** start Task data **
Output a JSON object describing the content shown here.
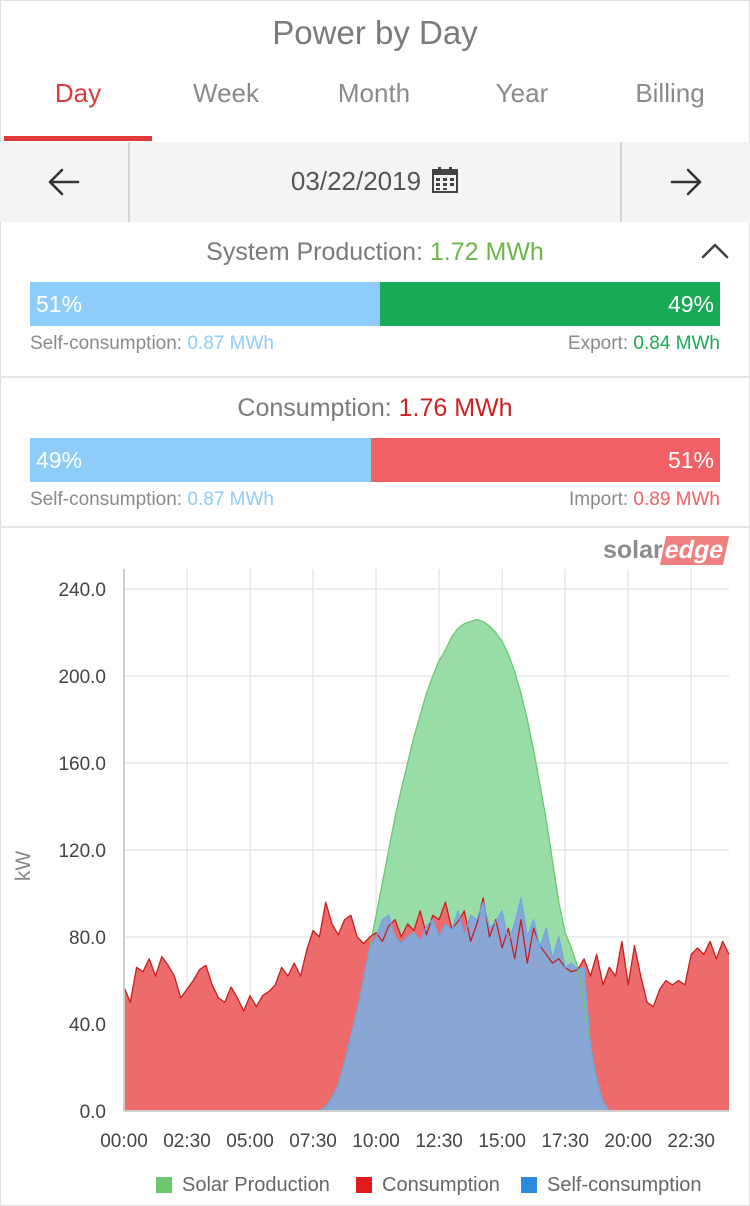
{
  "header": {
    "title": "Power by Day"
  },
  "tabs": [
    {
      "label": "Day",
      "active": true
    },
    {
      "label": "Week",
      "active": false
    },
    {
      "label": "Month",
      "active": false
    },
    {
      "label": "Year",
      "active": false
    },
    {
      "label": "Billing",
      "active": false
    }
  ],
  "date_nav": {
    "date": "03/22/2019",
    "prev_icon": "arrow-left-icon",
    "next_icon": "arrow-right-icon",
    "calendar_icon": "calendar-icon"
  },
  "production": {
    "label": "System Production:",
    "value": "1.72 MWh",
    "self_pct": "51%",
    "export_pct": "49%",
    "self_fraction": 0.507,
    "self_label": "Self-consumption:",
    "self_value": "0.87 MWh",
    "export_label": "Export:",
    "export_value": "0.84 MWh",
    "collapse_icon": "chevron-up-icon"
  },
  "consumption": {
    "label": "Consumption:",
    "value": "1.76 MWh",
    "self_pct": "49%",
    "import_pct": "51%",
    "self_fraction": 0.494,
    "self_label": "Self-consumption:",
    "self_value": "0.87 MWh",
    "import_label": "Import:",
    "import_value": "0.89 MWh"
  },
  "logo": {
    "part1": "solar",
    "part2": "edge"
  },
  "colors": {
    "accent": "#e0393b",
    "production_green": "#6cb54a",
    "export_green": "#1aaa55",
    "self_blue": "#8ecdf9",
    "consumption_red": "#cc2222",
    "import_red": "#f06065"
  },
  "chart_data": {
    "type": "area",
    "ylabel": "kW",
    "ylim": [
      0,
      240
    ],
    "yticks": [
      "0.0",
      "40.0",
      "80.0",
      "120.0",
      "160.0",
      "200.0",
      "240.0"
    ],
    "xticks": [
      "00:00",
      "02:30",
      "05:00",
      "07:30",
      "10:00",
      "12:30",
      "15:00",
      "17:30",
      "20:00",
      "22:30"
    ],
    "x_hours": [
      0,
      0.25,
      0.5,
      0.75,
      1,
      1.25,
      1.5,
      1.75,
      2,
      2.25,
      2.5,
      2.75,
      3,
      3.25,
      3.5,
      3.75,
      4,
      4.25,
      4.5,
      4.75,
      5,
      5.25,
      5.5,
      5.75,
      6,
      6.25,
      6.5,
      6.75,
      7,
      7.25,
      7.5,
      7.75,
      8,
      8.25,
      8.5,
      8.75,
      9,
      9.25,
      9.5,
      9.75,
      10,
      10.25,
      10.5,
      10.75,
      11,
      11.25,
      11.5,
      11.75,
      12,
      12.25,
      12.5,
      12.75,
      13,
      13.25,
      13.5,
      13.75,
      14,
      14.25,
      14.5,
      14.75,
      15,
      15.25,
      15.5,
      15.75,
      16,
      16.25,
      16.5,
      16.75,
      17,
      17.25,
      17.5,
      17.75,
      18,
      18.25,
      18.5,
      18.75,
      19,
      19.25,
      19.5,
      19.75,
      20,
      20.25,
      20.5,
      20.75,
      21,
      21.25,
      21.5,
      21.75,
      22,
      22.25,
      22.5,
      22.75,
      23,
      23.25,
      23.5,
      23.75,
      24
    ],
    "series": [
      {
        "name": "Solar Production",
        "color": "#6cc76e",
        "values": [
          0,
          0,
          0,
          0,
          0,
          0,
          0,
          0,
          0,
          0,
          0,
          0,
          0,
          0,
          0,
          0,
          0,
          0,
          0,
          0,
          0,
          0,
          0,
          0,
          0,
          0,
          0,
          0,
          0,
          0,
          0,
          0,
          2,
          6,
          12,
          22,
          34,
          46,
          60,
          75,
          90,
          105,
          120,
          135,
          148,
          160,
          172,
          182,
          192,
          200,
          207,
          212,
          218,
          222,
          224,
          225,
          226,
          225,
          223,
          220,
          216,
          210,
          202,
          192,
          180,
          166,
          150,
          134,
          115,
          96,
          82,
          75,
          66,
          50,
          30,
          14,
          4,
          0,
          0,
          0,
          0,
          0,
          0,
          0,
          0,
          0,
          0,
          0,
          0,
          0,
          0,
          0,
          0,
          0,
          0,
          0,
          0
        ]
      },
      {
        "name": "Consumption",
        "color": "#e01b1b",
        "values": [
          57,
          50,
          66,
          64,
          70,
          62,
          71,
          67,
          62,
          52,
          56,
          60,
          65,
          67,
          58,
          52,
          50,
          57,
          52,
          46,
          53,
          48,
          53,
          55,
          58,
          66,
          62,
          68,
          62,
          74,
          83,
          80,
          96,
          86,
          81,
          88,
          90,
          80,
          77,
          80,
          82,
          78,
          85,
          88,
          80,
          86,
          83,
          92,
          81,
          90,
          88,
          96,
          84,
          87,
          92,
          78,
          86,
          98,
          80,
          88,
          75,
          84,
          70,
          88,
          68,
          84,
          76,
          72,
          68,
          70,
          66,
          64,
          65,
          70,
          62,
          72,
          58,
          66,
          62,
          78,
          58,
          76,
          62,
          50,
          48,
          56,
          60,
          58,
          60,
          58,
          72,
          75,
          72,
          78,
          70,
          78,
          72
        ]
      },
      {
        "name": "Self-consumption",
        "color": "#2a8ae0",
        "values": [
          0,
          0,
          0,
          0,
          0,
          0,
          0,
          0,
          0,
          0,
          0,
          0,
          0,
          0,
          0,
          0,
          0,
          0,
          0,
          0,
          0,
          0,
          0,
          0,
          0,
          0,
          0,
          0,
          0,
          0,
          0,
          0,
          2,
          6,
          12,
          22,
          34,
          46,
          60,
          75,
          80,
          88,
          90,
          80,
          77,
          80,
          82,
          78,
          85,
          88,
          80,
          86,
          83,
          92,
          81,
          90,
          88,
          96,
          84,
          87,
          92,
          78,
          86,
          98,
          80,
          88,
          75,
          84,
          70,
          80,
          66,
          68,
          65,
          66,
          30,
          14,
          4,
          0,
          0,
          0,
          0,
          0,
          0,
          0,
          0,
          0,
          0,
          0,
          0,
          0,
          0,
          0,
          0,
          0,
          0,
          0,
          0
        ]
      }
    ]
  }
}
** end Task data **
** start Task data **
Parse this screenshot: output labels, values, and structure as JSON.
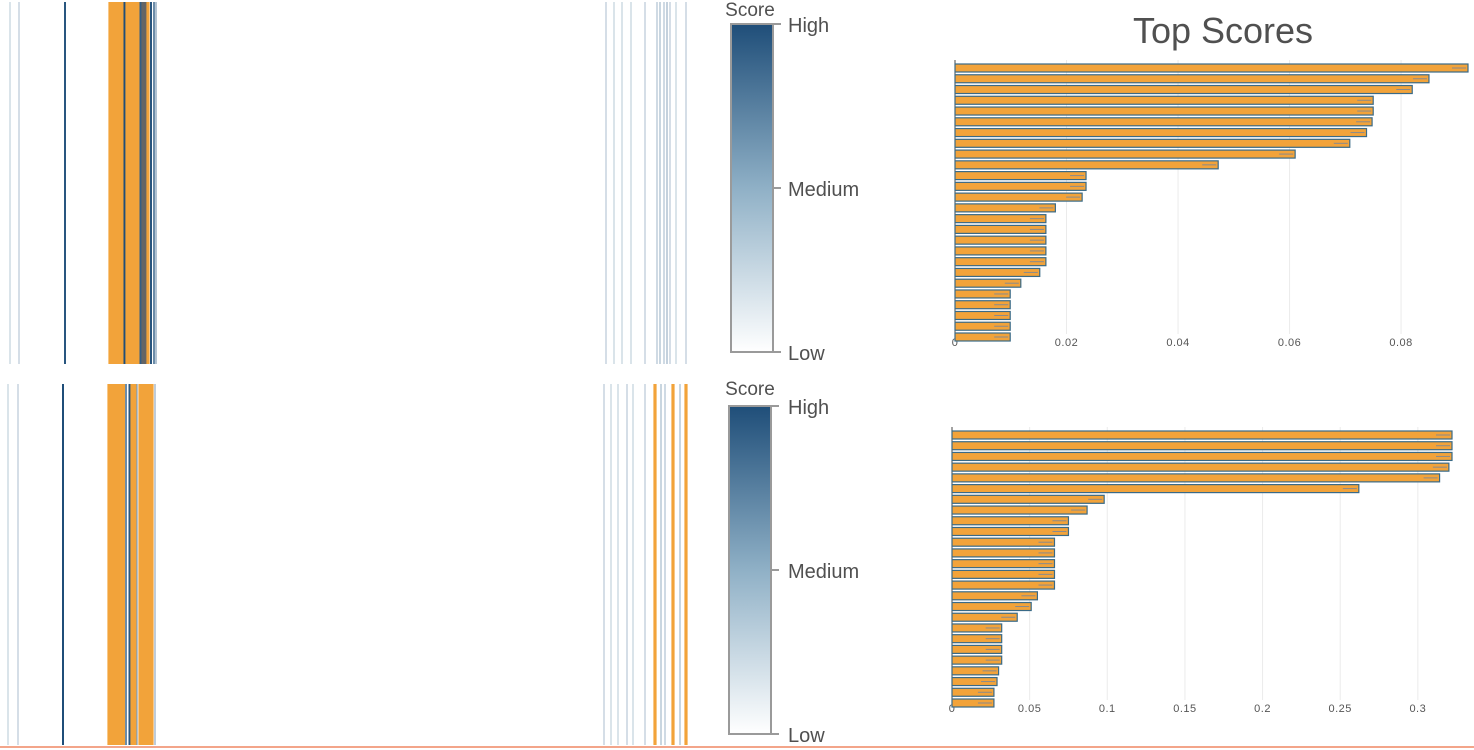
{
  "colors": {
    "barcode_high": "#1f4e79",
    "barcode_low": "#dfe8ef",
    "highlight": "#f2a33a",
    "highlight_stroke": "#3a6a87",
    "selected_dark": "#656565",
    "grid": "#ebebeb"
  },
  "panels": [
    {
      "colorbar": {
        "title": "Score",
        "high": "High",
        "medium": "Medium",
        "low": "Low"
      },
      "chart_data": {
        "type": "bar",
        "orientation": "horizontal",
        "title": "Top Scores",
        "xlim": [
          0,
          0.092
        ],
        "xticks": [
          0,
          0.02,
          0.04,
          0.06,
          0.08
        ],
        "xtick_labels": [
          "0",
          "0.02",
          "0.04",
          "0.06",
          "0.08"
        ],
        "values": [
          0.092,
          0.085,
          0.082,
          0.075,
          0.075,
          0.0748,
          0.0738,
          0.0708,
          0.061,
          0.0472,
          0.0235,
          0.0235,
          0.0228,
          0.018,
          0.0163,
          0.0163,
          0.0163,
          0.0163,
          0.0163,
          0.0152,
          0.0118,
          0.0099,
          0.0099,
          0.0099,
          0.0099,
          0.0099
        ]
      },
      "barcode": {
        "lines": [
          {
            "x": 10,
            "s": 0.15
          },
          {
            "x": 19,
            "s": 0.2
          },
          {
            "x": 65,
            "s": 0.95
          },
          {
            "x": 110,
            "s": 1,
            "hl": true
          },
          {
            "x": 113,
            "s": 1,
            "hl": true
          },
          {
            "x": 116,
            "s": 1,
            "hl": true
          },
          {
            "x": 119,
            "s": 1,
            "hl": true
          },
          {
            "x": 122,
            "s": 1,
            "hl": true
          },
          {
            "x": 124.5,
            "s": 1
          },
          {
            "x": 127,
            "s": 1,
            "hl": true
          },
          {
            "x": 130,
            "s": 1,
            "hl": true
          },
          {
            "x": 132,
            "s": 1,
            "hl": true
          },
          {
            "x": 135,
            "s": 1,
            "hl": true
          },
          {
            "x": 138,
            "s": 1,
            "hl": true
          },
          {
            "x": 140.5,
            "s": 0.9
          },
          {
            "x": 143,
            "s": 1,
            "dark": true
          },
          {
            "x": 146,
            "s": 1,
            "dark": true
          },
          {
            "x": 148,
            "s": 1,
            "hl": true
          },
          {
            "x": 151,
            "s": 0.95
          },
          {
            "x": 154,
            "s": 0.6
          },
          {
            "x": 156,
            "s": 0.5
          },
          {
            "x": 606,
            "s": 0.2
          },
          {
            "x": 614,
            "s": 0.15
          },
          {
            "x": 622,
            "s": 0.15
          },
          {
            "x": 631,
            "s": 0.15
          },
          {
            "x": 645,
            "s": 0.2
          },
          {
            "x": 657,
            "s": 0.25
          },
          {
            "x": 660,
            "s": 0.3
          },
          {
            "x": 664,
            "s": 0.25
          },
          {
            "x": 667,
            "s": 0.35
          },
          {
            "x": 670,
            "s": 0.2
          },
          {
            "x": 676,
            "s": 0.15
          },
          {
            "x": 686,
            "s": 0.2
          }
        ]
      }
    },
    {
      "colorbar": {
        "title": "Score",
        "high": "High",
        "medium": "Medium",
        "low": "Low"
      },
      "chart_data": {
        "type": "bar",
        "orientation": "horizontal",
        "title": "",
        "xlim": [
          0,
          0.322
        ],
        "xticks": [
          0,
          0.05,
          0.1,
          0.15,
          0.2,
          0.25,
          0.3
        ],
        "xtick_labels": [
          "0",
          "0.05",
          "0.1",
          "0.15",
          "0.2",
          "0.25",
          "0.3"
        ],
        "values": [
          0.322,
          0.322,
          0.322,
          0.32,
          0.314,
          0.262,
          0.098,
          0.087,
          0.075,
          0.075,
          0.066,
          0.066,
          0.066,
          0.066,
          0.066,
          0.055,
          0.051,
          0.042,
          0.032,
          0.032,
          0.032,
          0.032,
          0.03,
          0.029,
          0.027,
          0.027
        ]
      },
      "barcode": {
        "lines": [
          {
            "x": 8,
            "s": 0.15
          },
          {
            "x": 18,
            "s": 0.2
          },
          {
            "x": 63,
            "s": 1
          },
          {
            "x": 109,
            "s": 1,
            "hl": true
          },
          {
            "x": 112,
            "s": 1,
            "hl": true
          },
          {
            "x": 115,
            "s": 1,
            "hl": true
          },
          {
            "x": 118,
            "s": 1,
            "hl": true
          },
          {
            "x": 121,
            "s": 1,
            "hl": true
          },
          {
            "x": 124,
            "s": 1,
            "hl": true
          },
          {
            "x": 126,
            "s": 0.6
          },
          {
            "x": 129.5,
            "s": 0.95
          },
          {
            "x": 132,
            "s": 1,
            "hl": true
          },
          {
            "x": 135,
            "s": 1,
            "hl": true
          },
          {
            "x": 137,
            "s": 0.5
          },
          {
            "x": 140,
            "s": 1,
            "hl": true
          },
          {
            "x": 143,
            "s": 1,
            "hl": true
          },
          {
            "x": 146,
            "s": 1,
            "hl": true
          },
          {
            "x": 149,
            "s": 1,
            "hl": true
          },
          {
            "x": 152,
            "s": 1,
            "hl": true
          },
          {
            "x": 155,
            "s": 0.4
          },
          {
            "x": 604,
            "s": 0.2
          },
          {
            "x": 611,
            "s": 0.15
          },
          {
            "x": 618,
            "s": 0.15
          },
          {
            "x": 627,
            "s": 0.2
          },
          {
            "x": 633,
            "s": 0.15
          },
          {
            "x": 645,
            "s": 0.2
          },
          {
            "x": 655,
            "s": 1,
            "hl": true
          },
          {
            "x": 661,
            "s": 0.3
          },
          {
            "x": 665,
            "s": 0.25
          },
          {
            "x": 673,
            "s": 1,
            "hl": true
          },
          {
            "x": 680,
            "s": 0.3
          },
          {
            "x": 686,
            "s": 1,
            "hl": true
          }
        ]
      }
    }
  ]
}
** end Task data **
**Task to complete:**
Tally the lines of the listing in which the word "icon" occurs, and state the total alone.

**Response for this exercise:**
4